**What the exercise asks**. Establish how many lines in the entries hold the string "Positive". The number by itself is the whole answer.
Working data START
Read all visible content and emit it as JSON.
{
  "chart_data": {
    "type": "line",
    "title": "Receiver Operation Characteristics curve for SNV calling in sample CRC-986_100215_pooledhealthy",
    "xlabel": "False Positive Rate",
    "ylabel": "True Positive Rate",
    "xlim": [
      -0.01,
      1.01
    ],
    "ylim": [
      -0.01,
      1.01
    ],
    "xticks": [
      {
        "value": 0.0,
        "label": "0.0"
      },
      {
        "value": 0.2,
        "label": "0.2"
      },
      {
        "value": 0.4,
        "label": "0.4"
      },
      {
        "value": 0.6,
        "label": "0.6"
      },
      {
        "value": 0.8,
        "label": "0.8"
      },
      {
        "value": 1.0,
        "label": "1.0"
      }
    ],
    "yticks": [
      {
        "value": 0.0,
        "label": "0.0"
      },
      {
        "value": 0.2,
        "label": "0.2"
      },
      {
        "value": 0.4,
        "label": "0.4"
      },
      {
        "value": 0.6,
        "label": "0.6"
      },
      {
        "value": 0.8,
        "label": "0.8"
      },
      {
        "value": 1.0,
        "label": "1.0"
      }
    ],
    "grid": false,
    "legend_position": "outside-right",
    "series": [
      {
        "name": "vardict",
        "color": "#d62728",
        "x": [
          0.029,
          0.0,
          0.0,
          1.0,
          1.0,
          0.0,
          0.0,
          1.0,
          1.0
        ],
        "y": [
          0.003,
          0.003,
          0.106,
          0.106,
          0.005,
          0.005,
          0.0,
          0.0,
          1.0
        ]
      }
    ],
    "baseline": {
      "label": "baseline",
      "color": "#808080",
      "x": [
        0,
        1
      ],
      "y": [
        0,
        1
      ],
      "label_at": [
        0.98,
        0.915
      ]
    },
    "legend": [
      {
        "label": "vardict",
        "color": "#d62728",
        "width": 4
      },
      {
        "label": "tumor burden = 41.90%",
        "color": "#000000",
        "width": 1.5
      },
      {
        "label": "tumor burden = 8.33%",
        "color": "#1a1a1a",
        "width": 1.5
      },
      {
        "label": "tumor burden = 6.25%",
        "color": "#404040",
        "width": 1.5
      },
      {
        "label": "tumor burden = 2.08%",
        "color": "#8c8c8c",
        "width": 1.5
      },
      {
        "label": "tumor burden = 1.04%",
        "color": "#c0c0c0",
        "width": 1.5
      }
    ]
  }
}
Working data END
**Result of the task**. 2